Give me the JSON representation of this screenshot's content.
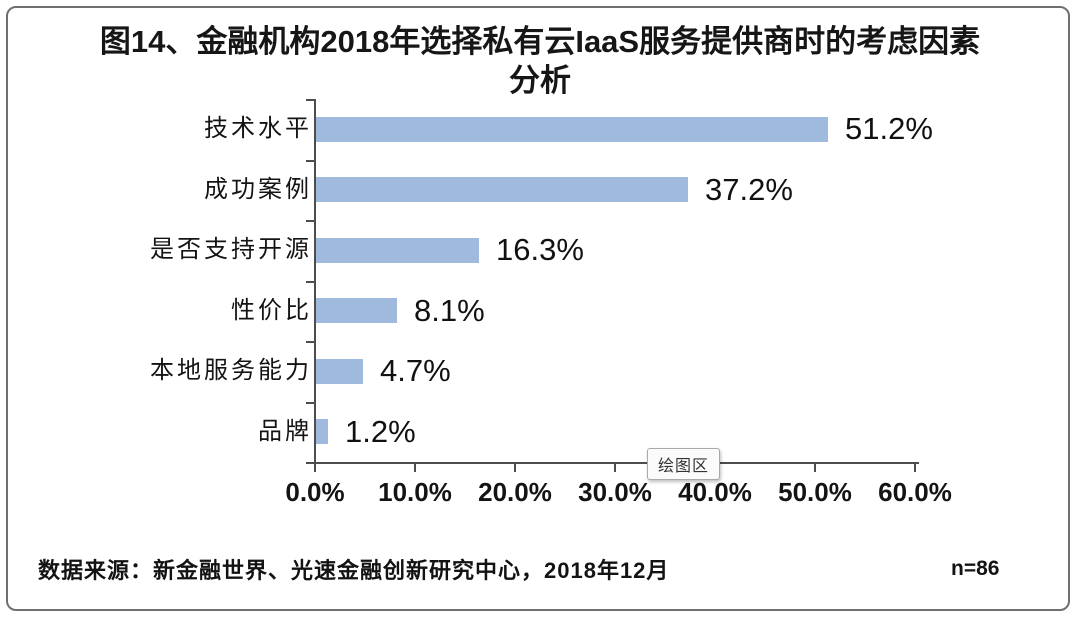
{
  "page": {
    "title_line1": "图14、金融机构2018年选择私有云IaaS服务提供商时的考虑因素",
    "title_line2": "分析",
    "plot_area_tooltip": "绘图区",
    "source_note": "数据来源：新金融世界、光速金融创新研究中心，2018年12月",
    "sample_size": "n=86"
  },
  "chart_data": {
    "type": "bar",
    "orientation": "horizontal",
    "title": "图14、金融机构2018年选择私有云IaaS服务提供商时的考虑因素分析",
    "categories": [
      "技术水平",
      "成功案例",
      "是否支持开源",
      "性价比",
      "本地服务能力",
      "品牌"
    ],
    "values": [
      51.2,
      37.2,
      16.3,
      8.1,
      4.7,
      1.2
    ],
    "value_labels": [
      "51.2%",
      "37.2%",
      "16.3%",
      "8.1%",
      "4.7%",
      "1.2%"
    ],
    "x_tick_labels": [
      "0.0%",
      "10.0%",
      "20.0%",
      "30.0%",
      "40.0%",
      "50.0%",
      "60.0%"
    ],
    "xlim": [
      0,
      60
    ],
    "xlabel": "",
    "ylabel": "",
    "grid": false,
    "legend": "none",
    "bar_color": "#9FBADD",
    "axis_color": "#4d4d4d",
    "label_color": "#111111"
  }
}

***

EXERCISE DETAILS – Leave out the pictures and copy the rest of the material above exactly.

WRITTEN ANSWER –
Give me the JSON representation of this screenshot's content.
{
  "page": {
    "title_line1": "图14、金融机构2018年选择私有云IaaS服务提供商时的考虑因素",
    "title_line2": "分析",
    "plot_area_tooltip": "绘图区",
    "source_note": "数据来源：新金融世界、光速金融创新研究中心，2018年12月",
    "sample_size": "n=86"
  },
  "chart_data": {
    "type": "bar",
    "orientation": "horizontal",
    "title": "图14、金融机构2018年选择私有云IaaS服务提供商时的考虑因素分析",
    "categories": [
      "技术水平",
      "成功案例",
      "是否支持开源",
      "性价比",
      "本地服务能力",
      "品牌"
    ],
    "values": [
      51.2,
      37.2,
      16.3,
      8.1,
      4.7,
      1.2
    ],
    "value_labels": [
      "51.2%",
      "37.2%",
      "16.3%",
      "8.1%",
      "4.7%",
      "1.2%"
    ],
    "x_tick_labels": [
      "0.0%",
      "10.0%",
      "20.0%",
      "30.0%",
      "40.0%",
      "50.0%",
      "60.0%"
    ],
    "xlim": [
      0,
      60
    ],
    "xlabel": "",
    "ylabel": "",
    "grid": false,
    "legend": "none",
    "bar_color": "#9FBADD",
    "axis_color": "#4d4d4d",
    "label_color": "#111111"
  }
}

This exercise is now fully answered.